--- START ---

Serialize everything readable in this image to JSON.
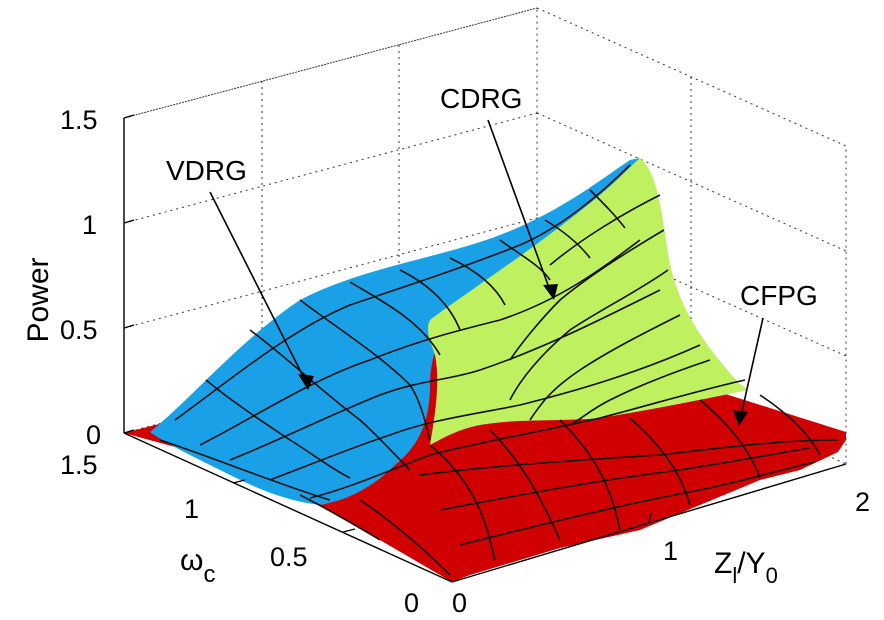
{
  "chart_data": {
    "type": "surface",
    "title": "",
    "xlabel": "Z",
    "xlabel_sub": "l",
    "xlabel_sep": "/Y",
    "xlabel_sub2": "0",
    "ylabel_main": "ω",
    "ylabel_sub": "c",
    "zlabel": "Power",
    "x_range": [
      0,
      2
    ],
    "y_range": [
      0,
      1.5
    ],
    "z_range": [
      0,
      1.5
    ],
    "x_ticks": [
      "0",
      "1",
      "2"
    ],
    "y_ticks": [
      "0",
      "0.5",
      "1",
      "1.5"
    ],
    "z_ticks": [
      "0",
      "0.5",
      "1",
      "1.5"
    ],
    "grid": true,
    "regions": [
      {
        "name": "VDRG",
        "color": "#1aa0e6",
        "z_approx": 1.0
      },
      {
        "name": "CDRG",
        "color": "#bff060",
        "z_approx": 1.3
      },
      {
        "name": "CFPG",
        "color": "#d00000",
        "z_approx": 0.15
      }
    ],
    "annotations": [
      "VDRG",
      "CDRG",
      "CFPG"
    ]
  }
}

--- END ---
--- START ---

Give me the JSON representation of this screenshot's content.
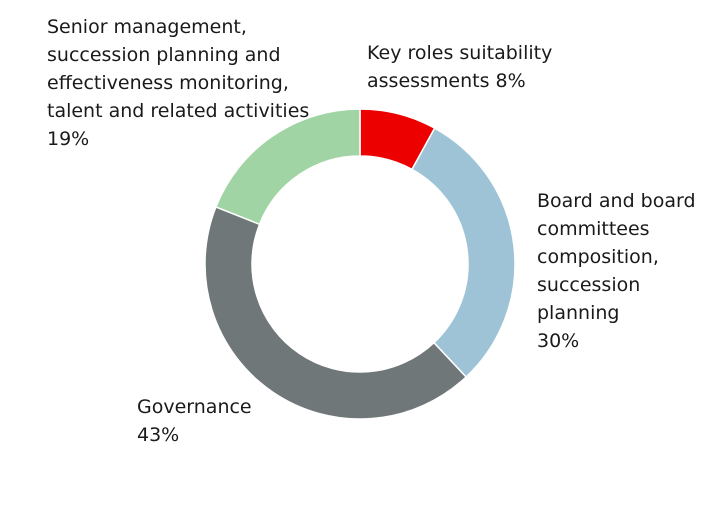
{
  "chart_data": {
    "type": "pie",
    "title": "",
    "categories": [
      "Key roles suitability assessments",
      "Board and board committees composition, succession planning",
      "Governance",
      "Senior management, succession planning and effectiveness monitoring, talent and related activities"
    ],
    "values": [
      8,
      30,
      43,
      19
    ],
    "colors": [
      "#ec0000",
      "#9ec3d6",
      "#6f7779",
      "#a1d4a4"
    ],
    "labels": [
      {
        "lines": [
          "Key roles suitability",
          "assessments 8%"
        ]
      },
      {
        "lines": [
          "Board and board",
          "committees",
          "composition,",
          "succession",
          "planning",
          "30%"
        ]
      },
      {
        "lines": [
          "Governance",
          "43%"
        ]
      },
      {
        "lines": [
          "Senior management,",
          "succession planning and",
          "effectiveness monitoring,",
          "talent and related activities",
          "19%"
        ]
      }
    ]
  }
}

--- END ---
--- START ---

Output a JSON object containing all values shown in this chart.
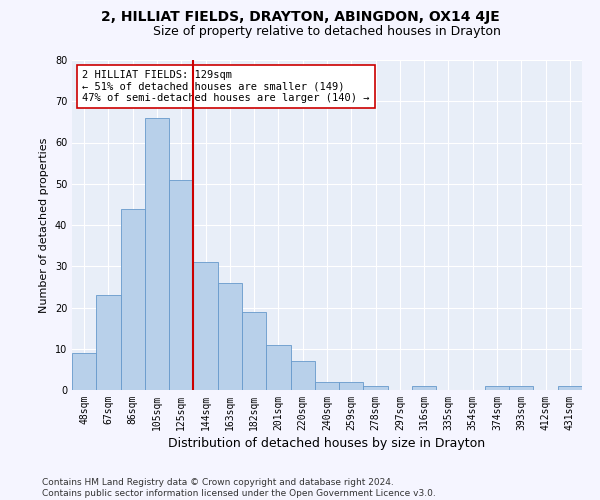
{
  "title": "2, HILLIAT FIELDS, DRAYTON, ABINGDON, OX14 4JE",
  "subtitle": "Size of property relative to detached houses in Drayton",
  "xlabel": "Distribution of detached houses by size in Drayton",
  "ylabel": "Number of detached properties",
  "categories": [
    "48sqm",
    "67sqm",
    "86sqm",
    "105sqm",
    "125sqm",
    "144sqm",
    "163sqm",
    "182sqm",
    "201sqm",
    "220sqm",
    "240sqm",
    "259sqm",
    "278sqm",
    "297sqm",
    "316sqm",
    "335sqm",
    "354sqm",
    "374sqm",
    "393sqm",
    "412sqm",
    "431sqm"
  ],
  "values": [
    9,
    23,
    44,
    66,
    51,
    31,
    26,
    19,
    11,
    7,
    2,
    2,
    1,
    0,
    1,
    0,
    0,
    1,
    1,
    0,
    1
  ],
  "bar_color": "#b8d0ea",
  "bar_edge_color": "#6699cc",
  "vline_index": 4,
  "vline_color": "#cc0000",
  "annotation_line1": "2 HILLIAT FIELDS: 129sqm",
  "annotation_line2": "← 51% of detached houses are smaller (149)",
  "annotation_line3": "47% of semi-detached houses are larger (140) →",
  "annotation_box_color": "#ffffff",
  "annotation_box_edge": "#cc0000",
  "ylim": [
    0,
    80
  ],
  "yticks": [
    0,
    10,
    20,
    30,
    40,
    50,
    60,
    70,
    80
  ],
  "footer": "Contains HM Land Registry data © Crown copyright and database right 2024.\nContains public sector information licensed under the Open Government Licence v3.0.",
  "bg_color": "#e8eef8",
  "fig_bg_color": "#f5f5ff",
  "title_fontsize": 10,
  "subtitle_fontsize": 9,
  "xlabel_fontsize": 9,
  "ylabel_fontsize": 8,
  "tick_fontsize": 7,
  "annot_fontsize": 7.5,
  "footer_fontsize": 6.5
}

--- END ---

(WHAT IS REQUIRED): Using the entries above, return each line that includes the word "values".

(FINAL RESULT):
    "values": [
Output a JSON object containing all values shown in this chart.
  "values": [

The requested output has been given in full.